-- START Data supplied --

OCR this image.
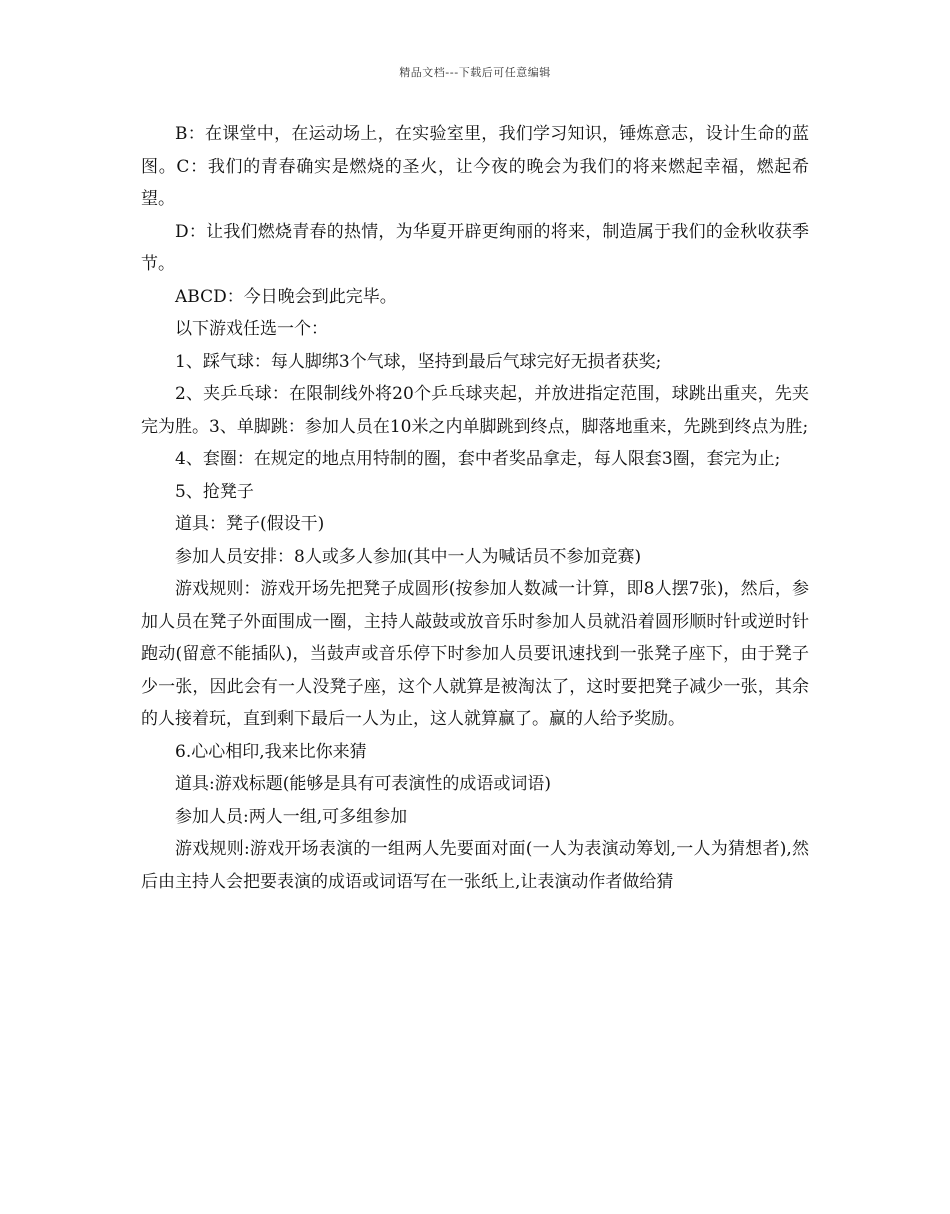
精品文档---下载后可任意编辑

B：在课堂中，在运动场上，在实验室里，我们学习知识，锤炼意志，设计生命的蓝图。C：我们的青春确实是燃烧的圣火，让今夜的晚会为我们的将来燃起幸福，燃起希望。

D：让我们燃烧青春的热情，为华夏开辟更绚丽的将来，制造属于我们的金秋收获季节。

ABCD：今日晚会到此完毕。

以下游戏任选一个：

1、踩气球：每人脚绑3个气球，坚持到最后气球完好无损者获奖;

2、夹乒乓球：在限制线外将20个乒乓球夹起，并放进指定范围，球跳出重夹，先夹完为胜。3、单脚跳：参加人员在10米之内单脚跳到终点，脚落地重来，先跳到终点为胜;

4、套圈：在规定的地点用特制的圈，套中者奖品拿走，每人限套3圈，套完为止;

5、抢凳子

道具：凳子(假设干)

参加人员安排：8人或多人参加(其中一人为喊话员不参加竞赛)

游戏规则：游戏开场先把凳子成圆形(按参加人数减一计算，即8人摆7张)，然后，参加人员在凳子外面围成一圈，主持人敲鼓或放音乐时参加人员就沿着圆形顺时针或逆时针跑动(留意不能插队)，当鼓声或音乐停下时参加人员要讯速找到一张凳子座下，由于凳子少一张，因此会有一人没凳子座，这个人就算是被淘汰了，这时要把凳子减少一张，其余的人接着玩，直到剩下最后一人为止，这人就算赢了。赢的人给予奖励。

6.心心相印,我来比你来猜

道具:游戏标题(能够是具有可表演性的成语或词语)

参加人员:两人一组,可多组参加

游戏规则:游戏开场表演的一组两人先要面对面(一人为表演动筹划,一人为猜想者),然后由主持人会把要表演的成语或词语写在一张纸上,让表演动作者做给猜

-- END Data supplied --

Exercise prompt: Find the lines containing "游戏规则" and list every one of them.

Task result:
游戏规则：游戏开场先把凳子成圆形(按参加人数减一计算，即8人摆7张)，然后，参加人员在凳子外面围成一圈，主持人敲鼓或放音乐时参加人员就沿着圆形顺时针或逆时针跑动(留意不能插队)，当鼓声或音乐停下时参加人员要讯速找到一张凳子座下，由于凳子少一张，因此会有一人没凳子座，这个人就算是被淘汰了，这时要把凳子减少一张，其余的人接着玩，直到剩下最后一人为止，这人就算赢了。赢的人给予奖励。
游戏规则:游戏开场表演的一组两人先要面对面(一人为表演动筹划,一人为猜想者),然后由主持人会把要表演的成语或词语写在一张纸上,让表演动作者做给猜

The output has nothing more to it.